- **Do this**
Reproduce the items below verbatim, from their first line through the line containing "star-icon: ★ — [38, 382, 54, 398]", with both ends included.

- **Data for this exercise**
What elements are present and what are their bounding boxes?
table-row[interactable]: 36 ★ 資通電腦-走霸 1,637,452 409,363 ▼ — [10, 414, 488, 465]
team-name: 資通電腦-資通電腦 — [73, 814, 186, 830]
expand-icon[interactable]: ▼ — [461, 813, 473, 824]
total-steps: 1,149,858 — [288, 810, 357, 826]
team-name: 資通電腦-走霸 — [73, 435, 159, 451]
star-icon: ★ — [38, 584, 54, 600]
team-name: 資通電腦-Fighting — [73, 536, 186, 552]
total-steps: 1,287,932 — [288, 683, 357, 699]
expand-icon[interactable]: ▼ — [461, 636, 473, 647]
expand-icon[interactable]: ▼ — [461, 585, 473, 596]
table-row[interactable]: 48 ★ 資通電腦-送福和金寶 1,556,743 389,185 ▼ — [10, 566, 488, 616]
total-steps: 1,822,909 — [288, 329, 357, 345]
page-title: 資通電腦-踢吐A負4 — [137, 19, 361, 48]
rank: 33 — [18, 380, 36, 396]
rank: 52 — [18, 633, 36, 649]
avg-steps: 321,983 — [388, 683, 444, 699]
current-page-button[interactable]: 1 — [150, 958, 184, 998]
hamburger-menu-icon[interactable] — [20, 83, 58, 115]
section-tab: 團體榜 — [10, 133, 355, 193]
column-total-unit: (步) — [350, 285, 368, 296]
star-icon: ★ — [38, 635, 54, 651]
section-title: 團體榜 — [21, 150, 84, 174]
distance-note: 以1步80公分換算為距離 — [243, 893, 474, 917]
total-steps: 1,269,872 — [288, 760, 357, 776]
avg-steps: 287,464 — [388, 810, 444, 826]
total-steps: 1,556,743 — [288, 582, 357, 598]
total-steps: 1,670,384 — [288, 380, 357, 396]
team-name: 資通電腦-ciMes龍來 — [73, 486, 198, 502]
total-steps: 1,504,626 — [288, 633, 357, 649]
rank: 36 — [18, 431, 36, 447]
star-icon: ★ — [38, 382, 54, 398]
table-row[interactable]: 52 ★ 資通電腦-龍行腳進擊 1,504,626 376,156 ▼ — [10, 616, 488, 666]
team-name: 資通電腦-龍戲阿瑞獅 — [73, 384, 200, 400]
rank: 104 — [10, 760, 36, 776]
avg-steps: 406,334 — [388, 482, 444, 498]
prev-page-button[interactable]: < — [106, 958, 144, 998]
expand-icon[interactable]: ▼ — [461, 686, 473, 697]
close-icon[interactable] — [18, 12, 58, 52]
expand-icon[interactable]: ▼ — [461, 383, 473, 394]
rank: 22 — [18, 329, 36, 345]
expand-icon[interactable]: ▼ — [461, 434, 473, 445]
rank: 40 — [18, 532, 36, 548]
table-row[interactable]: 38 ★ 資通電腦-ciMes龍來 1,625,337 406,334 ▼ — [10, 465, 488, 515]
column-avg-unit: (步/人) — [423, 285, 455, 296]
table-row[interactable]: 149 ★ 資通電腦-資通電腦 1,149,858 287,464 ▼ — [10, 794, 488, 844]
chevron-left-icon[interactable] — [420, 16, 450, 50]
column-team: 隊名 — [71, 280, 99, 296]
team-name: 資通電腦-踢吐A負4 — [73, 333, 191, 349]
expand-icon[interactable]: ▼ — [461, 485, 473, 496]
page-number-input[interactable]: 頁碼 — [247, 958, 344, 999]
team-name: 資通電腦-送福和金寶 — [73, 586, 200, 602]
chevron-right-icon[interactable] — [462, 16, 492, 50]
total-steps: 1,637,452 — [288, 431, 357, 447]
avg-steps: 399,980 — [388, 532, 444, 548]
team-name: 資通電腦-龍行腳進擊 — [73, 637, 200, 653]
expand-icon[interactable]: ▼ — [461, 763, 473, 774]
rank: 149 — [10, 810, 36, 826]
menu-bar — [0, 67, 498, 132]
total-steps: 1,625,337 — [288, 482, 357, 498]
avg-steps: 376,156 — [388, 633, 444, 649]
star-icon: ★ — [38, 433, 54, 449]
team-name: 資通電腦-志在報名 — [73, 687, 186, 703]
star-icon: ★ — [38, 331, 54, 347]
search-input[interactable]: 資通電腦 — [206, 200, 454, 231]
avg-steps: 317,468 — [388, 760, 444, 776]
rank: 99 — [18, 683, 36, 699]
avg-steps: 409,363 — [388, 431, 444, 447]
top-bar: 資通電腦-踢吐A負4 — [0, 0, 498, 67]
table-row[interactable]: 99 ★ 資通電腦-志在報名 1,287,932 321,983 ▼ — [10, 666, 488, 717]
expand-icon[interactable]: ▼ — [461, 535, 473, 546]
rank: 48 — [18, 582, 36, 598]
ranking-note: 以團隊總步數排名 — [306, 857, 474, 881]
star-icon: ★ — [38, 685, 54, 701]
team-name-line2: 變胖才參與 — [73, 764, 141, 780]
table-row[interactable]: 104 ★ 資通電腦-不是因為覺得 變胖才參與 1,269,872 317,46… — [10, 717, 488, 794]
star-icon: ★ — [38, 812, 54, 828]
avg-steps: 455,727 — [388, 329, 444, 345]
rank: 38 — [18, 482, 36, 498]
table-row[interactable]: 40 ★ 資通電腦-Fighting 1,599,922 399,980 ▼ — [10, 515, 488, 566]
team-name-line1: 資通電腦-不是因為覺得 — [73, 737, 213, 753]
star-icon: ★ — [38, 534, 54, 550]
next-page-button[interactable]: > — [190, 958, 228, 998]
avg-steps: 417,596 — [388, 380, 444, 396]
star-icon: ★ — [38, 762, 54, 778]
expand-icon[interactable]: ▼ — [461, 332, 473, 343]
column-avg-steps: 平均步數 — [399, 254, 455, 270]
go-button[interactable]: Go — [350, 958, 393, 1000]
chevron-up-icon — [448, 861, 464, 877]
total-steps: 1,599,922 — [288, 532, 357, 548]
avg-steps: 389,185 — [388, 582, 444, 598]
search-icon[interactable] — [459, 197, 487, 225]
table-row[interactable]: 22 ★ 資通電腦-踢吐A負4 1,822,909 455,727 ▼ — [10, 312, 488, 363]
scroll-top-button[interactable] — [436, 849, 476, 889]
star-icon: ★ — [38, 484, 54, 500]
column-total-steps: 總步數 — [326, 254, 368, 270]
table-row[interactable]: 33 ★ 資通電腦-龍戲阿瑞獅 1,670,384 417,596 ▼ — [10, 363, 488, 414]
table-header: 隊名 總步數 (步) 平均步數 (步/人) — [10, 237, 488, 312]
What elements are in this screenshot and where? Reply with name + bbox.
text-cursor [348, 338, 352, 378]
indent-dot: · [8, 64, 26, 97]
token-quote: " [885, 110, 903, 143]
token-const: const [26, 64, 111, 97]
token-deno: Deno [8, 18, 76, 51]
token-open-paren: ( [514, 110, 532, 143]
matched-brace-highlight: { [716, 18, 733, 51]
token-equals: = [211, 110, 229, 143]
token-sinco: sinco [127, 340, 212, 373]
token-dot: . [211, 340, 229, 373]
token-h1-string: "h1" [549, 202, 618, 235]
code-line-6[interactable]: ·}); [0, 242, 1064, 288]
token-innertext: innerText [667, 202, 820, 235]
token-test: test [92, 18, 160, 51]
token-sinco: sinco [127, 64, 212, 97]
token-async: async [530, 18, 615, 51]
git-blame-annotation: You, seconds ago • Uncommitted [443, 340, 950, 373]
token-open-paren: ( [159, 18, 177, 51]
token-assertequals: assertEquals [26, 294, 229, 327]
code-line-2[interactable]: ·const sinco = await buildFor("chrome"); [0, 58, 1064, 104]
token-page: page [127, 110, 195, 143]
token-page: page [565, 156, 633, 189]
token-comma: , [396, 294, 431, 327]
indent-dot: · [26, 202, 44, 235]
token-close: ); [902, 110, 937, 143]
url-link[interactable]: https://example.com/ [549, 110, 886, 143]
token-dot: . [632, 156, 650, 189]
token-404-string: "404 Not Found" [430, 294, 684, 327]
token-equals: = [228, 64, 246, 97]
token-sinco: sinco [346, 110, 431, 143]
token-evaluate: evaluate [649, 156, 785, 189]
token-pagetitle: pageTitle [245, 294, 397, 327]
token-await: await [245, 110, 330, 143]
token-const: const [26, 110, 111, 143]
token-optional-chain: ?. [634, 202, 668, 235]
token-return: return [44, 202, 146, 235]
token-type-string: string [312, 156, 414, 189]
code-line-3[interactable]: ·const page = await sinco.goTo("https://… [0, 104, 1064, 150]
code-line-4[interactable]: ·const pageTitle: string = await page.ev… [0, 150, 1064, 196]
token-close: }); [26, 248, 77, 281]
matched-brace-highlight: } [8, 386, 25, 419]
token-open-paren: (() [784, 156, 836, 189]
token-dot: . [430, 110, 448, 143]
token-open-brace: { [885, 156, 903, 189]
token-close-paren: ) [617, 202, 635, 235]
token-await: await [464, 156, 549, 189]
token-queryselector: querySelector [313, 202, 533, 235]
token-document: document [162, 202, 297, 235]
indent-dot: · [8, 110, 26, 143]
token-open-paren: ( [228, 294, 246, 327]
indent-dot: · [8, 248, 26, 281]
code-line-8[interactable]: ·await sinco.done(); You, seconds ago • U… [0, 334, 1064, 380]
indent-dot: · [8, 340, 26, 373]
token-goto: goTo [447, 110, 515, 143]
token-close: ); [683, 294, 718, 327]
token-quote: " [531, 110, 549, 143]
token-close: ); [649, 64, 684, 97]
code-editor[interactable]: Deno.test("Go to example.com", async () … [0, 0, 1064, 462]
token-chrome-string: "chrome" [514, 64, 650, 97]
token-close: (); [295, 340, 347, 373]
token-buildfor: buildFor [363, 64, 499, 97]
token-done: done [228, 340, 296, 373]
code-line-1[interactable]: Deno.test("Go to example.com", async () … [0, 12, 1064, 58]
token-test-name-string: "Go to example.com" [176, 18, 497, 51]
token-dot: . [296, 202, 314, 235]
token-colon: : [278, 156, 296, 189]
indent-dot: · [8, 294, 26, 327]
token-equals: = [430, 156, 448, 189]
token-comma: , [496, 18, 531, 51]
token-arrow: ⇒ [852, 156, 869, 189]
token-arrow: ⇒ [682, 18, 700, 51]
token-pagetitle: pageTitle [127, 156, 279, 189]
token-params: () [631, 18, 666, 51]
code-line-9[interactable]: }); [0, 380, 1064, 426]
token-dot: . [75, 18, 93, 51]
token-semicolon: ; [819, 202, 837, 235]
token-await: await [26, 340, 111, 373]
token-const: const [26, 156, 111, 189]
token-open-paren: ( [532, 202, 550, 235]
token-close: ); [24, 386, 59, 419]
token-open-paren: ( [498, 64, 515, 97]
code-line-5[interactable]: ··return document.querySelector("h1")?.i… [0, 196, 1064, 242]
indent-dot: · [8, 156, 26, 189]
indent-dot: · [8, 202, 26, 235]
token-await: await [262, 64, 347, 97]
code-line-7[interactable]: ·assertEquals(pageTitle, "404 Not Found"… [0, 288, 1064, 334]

- **Solution for this exercise**
What elements are present and what are their bounding boxes?
table-row[interactable]: 36 ★ 資通電腦-走霸 1,637,452 409,363 ▼ — [10, 414, 488, 465]
team-name: 資通電腦-資通電腦 — [73, 814, 186, 830]
expand-icon[interactable]: ▼ — [461, 813, 473, 824]
total-steps: 1,149,858 — [288, 810, 357, 826]
team-name: 資通電腦-走霸 — [73, 435, 159, 451]
star-icon: ★ — [38, 584, 54, 600]
team-name: 資通電腦-Fighting — [73, 536, 186, 552]
total-steps: 1,287,932 — [288, 683, 357, 699]
expand-icon[interactable]: ▼ — [461, 636, 473, 647]
expand-icon[interactable]: ▼ — [461, 585, 473, 596]
table-row[interactable]: 48 ★ 資通電腦-送福和金寶 1,556,743 389,185 ▼ — [10, 566, 488, 616]
total-steps: 1,822,909 — [288, 329, 357, 345]
page-title: 資通電腦-踢吐A負4 — [137, 19, 361, 48]
rank: 33 — [18, 380, 36, 396]
rank: 52 — [18, 633, 36, 649]
avg-steps: 321,983 — [388, 683, 444, 699]
current-page-button[interactable]: 1 — [150, 958, 184, 998]
hamburger-menu-icon[interactable] — [20, 83, 58, 115]
section-tab: 團體榜 — [10, 133, 355, 193]
column-total-unit: (步) — [350, 285, 368, 296]
star-icon: ★ — [38, 635, 54, 651]
section-title: 團體榜 — [21, 150, 84, 174]
distance-note: 以1步80公分換算為距離 — [243, 893, 474, 917]
total-steps: 1,269,872 — [288, 760, 357, 776]
avg-steps: 287,464 — [388, 810, 444, 826]
total-steps: 1,556,743 — [288, 582, 357, 598]
total-steps: 1,670,384 — [288, 380, 357, 396]
team-name: 資通電腦-ciMes龍來 — [73, 486, 198, 502]
total-steps: 1,504,626 — [288, 633, 357, 649]
rank: 36 — [18, 431, 36, 447]
star-icon: ★ — [38, 382, 54, 398]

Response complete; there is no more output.